| WHAT THE TASK REQUIRES |
Output every entry exactly as written.

| DATA FOR THIS TASK |
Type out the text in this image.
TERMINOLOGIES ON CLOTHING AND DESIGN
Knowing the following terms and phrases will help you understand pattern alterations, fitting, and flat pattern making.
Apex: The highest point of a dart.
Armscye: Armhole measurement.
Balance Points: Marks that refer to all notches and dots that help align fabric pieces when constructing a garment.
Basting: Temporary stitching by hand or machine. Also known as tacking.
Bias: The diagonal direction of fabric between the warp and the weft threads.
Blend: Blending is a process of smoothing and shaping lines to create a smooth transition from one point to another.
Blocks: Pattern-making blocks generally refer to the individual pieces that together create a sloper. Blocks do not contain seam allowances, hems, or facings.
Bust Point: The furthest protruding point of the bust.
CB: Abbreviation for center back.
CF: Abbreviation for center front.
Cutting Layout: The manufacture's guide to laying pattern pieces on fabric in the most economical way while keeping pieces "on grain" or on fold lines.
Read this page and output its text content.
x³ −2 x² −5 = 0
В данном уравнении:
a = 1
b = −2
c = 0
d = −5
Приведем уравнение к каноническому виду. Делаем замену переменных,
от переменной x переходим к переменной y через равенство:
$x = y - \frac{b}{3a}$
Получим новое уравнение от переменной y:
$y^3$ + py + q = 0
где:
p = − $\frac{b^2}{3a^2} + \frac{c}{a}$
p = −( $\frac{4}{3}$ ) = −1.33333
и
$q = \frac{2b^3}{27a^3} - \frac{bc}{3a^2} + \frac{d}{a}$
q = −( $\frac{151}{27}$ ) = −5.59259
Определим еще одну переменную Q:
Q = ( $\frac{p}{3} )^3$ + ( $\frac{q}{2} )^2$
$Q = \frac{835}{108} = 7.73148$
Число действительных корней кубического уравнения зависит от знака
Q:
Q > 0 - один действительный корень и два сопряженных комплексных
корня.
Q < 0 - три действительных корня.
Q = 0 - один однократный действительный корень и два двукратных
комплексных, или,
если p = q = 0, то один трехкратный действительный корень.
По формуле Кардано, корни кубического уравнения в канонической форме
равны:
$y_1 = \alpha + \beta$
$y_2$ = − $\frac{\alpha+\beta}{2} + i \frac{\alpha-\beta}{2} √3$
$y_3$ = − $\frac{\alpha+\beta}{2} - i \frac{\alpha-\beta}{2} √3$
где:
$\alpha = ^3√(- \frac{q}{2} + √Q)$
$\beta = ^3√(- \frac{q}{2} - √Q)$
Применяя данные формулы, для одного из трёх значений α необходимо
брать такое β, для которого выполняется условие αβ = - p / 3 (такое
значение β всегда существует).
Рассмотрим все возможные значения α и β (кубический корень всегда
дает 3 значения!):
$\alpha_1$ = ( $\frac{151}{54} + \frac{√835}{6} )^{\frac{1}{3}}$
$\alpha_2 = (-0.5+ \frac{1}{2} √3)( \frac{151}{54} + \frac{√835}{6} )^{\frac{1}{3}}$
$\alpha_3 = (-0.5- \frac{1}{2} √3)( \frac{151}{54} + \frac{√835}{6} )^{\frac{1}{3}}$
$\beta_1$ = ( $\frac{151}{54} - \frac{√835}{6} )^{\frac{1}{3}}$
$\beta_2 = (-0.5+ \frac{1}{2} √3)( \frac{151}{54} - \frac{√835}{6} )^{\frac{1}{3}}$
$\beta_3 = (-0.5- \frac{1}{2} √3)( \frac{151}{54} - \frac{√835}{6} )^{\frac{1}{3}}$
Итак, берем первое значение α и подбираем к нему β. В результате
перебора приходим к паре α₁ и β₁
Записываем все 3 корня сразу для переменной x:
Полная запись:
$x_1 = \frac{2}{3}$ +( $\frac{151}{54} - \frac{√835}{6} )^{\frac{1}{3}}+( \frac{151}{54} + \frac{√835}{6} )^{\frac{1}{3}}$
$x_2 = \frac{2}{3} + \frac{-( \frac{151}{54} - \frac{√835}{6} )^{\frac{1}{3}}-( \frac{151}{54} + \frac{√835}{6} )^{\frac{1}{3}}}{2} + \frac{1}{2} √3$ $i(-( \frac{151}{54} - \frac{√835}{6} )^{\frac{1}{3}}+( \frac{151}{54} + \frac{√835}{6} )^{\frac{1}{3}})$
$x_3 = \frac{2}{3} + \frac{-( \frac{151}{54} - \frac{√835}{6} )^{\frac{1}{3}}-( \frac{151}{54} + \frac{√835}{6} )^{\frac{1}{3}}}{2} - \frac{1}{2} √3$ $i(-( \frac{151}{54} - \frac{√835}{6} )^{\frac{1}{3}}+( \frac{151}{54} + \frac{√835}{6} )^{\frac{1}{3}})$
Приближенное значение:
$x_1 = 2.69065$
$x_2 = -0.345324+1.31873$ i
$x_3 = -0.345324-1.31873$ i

| ANSWER TO THIS PROBLEM |
Type out the text in this image.
TERMINOLOGIES ON CLOTHING AND DESIGN
Knowing the following terms and phrases will help you understand pattern alterations, fitting, and flat pattern making.
Apex: The highest point of a dart.
Armscye: Armhole measurement.
Balance Points: Marks that refer to all notches and dots that help align fabric pieces when constructing a garment.
Basting: Temporary stitching by hand or machine. Also known as tacking.
Bias: The diagonal direction of fabric between the warp and the weft threads.
Blend: Blending is a process of smoothing and shaping lines to create a smooth transition from one point to another.
Blocks: Pattern-making blocks generally refer to the individual pieces that together create a sloper. Blocks do not contain seam allowances, hems, or facings.
Bust Point: The furthest protruding point of the bust.
CB: Abbreviation for center back.
CF: Abbreviation for center front.
Cutting Layout: The manufacture's guide to laying pattern pieces on fabric in the most economical way while keeping pieces "on grain" or on fold lines.
Read this page and output its text content.
x³ −2 x² −5 = 0
В данном уравнении:
a = 1
b = −2
c = 0
d = −5
Приведем уравнение к каноническому виду. Делаем замену переменных,
от переменной x переходим к переменной y через равенство:
$x = y - \frac{b}{3a}$
Получим новое уравнение от переменной y:
$y^3$ + py + q = 0
где:
p = − $\frac{b^2}{3a^2} + \frac{c}{a}$
p = −( $\frac{4}{3}$ ) = −1.33333
и
$q = \frac{2b^3}{27a^3} - \frac{bc}{3a^2} + \frac{d}{a}$
q = −( $\frac{151}{27}$ ) = −5.59259
Определим еще одну переменную Q:
Q = ( $\frac{p}{3} )^3$ + ( $\frac{q}{2} )^2$
$Q = \frac{835}{108} = 7.73148$
Число действительных корней кубического уравнения зависит от знака
Q:
Q > 0 - один действительный корень и два сопряженных комплексных
корня.
Q < 0 - три действительных корня.
Q = 0 - один однократный действительный корень и два двукратных
комплексных, или,
если p = q = 0, то один трехкратный действительный корень.
По формуле Кардано, корни кубического уравнения в канонической форме
равны:
$y_1 = \alpha + \beta$
$y_2$ = − $\frac{\alpha+\beta}{2} + i \frac{\alpha-\beta}{2} √3$
$y_3$ = − $\frac{\alpha+\beta}{2} - i \frac{\alpha-\beta}{2} √3$
где:
$\alpha = ^3√(- \frac{q}{2} + √Q)$
$\beta = ^3√(- \frac{q}{2} - √Q)$
Применяя данные формулы, для одного из трёх значений α необходимо
брать такое β, для которого выполняется условие αβ = - p / 3 (такое
значение β всегда существует).
Рассмотрим все возможные значения α и β (кубический корень всегда
дает 3 значения!):
$\alpha_1$ = ( $\frac{151}{54} + \frac{√835}{6} )^{\frac{1}{3}}$
$\alpha_2 = (-0.5+ \frac{1}{2} √3)( \frac{151}{54} + \frac{√835}{6} )^{\frac{1}{3}}$
$\alpha_3 = (-0.5- \frac{1}{2} √3)( \frac{151}{54} + \frac{√835}{6} )^{\frac{1}{3}}$
$\beta_1$ = ( $\frac{151}{54} - \frac{√835}{6} )^{\frac{1}{3}}$
$\beta_2 = (-0.5+ \frac{1}{2} √3)( \frac{151}{54} - \frac{√835}{6} )^{\frac{1}{3}}$
$\beta_3 = (-0.5- \frac{1}{2} √3)( \frac{151}{54} - \frac{√835}{6} )^{\frac{1}{3}}$
Итак, берем первое значение α и подбираем к нему β. В результате
перебора приходим к паре α₁ и β₁
Записываем все 3 корня сразу для переменной x:
Полная запись:
$x_1 = \frac{2}{3}$ +( $\frac{151}{54} - \frac{√835}{6} )^{\frac{1}{3}}+( \frac{151}{54} + \frac{√835}{6} )^{\frac{1}{3}}$
$x_2 = \frac{2}{3} + \frac{-( \frac{151}{54} - \frac{√835}{6} )^{\frac{1}{3}}-( \frac{151}{54} + \frac{√835}{6} )^{\frac{1}{3}}}{2} + \frac{1}{2} √3$ $i(-( \frac{151}{54} - \frac{√835}{6} )^{\frac{1}{3}}+( \frac{151}{54} + \frac{√835}{6} )^{\frac{1}{3}})$
$x_3 = \frac{2}{3} + \frac{-( \frac{151}{54} - \frac{√835}{6} )^{\frac{1}{3}}-( \frac{151}{54} + \frac{√835}{6} )^{\frac{1}{3}}}{2} - \frac{1}{2} √3$ $i(-( \frac{151}{54} - \frac{√835}{6} )^{\frac{1}{3}}+( \frac{151}{54} + \frac{√835}{6} )^{\frac{1}{3}})$
Приближенное значение:
$x_1 = 2.69065$
$x_2 = -0.345324+1.31873$ i
$x_3 = -0.345324-1.31873$ i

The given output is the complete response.